• _Data entries_:
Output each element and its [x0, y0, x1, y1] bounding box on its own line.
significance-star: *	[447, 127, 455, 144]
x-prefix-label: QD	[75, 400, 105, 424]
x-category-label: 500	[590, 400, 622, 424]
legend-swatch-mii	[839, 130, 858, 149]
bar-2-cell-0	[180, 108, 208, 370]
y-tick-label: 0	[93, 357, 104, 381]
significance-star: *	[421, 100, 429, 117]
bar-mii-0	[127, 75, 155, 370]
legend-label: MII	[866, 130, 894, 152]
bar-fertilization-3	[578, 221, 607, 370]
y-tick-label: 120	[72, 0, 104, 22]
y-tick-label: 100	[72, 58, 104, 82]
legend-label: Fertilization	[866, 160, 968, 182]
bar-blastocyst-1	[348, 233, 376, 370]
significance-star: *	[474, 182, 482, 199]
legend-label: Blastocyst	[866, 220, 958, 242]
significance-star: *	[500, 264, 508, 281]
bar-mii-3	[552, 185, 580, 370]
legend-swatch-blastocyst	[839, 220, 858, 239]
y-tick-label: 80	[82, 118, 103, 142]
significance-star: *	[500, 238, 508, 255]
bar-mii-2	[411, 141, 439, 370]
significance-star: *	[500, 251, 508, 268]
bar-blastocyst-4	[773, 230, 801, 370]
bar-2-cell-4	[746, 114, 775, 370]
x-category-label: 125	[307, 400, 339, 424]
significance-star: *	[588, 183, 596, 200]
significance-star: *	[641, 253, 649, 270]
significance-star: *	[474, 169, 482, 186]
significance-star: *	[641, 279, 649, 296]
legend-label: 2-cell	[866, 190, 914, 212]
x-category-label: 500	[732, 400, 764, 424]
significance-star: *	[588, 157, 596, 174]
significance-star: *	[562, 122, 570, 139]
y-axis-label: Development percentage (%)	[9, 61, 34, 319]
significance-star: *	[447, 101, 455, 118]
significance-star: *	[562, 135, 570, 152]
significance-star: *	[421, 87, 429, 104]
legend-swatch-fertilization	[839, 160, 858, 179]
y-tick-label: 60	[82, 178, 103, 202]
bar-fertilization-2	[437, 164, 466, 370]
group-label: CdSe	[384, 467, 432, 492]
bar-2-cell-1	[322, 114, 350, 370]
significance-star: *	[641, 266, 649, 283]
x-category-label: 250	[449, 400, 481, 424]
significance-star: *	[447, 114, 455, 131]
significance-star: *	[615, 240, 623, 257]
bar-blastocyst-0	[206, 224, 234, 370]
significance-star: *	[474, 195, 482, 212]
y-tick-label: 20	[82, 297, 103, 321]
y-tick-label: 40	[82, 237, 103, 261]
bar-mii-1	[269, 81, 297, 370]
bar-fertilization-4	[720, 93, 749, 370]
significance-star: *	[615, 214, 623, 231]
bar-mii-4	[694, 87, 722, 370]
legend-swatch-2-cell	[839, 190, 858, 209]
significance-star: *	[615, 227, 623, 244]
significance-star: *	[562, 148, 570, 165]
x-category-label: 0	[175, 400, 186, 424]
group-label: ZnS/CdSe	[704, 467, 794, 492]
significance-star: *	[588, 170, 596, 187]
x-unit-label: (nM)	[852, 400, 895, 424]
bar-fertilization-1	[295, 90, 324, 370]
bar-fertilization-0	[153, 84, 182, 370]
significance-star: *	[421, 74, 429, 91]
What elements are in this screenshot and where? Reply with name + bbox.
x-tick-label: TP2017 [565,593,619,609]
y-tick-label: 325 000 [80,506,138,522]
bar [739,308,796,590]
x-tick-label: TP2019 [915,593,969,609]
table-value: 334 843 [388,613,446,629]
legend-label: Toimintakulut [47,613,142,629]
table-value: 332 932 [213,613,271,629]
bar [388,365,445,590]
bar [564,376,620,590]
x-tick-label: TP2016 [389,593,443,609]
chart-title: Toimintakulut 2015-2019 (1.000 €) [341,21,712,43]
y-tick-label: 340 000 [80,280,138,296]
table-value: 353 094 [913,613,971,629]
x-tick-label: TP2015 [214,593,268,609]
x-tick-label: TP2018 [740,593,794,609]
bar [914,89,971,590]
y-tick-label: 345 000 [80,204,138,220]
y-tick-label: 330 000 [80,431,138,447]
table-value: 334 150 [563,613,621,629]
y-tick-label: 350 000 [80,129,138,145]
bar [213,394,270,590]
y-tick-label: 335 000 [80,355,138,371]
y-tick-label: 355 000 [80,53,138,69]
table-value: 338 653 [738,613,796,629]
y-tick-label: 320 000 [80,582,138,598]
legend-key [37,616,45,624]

• _SET TASK_:
Reproduce every line of the material above word for word, with no changes.

• _EXERCISE ANSWER_:
Output each element and its [x0, y0, x1, y1] bounding box on its own line.
significance-star: *	[447, 127, 455, 144]
x-prefix-label: QD	[75, 400, 105, 424]
x-category-label: 500	[590, 400, 622, 424]
legend-swatch-mii	[839, 130, 858, 149]
bar-2-cell-0	[180, 108, 208, 370]
y-tick-label: 0	[93, 357, 104, 381]
significance-star: *	[421, 100, 429, 117]
bar-mii-0	[127, 75, 155, 370]
legend-label: MII	[866, 130, 894, 152]
bar-fertilization-3	[578, 221, 607, 370]
y-tick-label: 120	[72, 0, 104, 22]
y-tick-label: 100	[72, 58, 104, 82]
legend-label: Fertilization	[866, 160, 968, 182]
bar-blastocyst-1	[348, 233, 376, 370]
significance-star: *	[474, 182, 482, 199]
legend-label: Blastocyst	[866, 220, 958, 242]
significance-star: *	[500, 264, 508, 281]
bar-mii-3	[552, 185, 580, 370]
legend-swatch-blastocyst	[839, 220, 858, 239]
y-tick-label: 80	[82, 118, 103, 142]
significance-star: *	[500, 238, 508, 255]
bar-mii-2	[411, 141, 439, 370]
significance-star: *	[500, 251, 508, 268]
bar-blastocyst-4	[773, 230, 801, 370]
bar-2-cell-4	[746, 114, 775, 370]
x-category-label: 125	[307, 400, 339, 424]
significance-star: *	[588, 183, 596, 200]
significance-star: *	[641, 253, 649, 270]
significance-star: *	[474, 169, 482, 186]
significance-star: *	[641, 279, 649, 296]
legend-label: 2-cell	[866, 190, 914, 212]
x-category-label: 500	[732, 400, 764, 424]
significance-star: *	[588, 157, 596, 174]
significance-star: *	[562, 122, 570, 139]
y-axis-label: Development percentage (%)	[9, 61, 34, 319]
significance-star: *	[447, 101, 455, 118]
significance-star: *	[562, 135, 570, 152]
significance-star: *	[421, 87, 429, 104]
legend-swatch-fertilization	[839, 160, 858, 179]
y-tick-label: 60	[82, 178, 103, 202]
bar-fertilization-2	[437, 164, 466, 370]
group-label: CdSe	[384, 467, 432, 492]
bar-2-cell-1	[322, 114, 350, 370]
significance-star: *	[641, 266, 649, 283]
x-category-label: 250	[449, 400, 481, 424]
significance-star: *	[447, 114, 455, 131]
significance-star: *	[615, 240, 623, 257]
bar-blastocyst-0	[206, 224, 234, 370]
significance-star: *	[474, 195, 482, 212]
y-tick-label: 20	[82, 297, 103, 321]
y-tick-label: 40	[82, 237, 103, 261]
bar-mii-1	[269, 81, 297, 370]
bar-fertilization-4	[720, 93, 749, 370]
significance-star: *	[615, 214, 623, 231]
bar-mii-4	[694, 87, 722, 370]
legend-swatch-2-cell	[839, 190, 858, 209]
significance-star: *	[615, 227, 623, 244]
significance-star: *	[562, 148, 570, 165]
x-category-label: 0	[175, 400, 186, 424]
group-label: ZnS/CdSe	[704, 467, 794, 492]
significance-star: *	[588, 170, 596, 187]
x-unit-label: (nM)	[852, 400, 895, 424]
bar-fertilization-1	[295, 90, 324, 370]
bar-fertilization-0	[153, 84, 182, 370]
significance-star: *	[421, 74, 429, 91]
What elements are in this screenshot and where? Reply with name + bbox.
x-tick-label: TP2017 [565,593,619,609]
y-tick-label: 325 000 [80,506,138,522]
bar [739,308,796,590]
x-tick-label: TP2019 [915,593,969,609]
table-value: 334 843 [388,613,446,629]
legend-label: Toimintakulut [47,613,142,629]
table-value: 332 932 [213,613,271,629]
bar [388,365,445,590]
bar [564,376,620,590]
x-tick-label: TP2016 [389,593,443,609]
chart-title: Toimintakulut 2015-2019 (1.000 €) [341,21,712,43]
y-tick-label: 340 000 [80,280,138,296]
table-value: 353 094 [913,613,971,629]
x-tick-label: TP2015 [214,593,268,609]
x-tick-label: TP2018 [740,593,794,609]
bar [914,89,971,590]
y-tick-label: 345 000 [80,204,138,220]
y-tick-label: 330 000 [80,431,138,447]
table-value: 334 150 [563,613,621,629]
y-tick-label: 350 000 [80,129,138,145]
bar [213,394,270,590]
y-tick-label: 335 000 [80,355,138,371]
y-tick-label: 355 000 [80,53,138,69]
table-value: 338 653 [738,613,796,629]
y-tick-label: 320 000 [80,582,138,598]
legend-key [37,616,45,624]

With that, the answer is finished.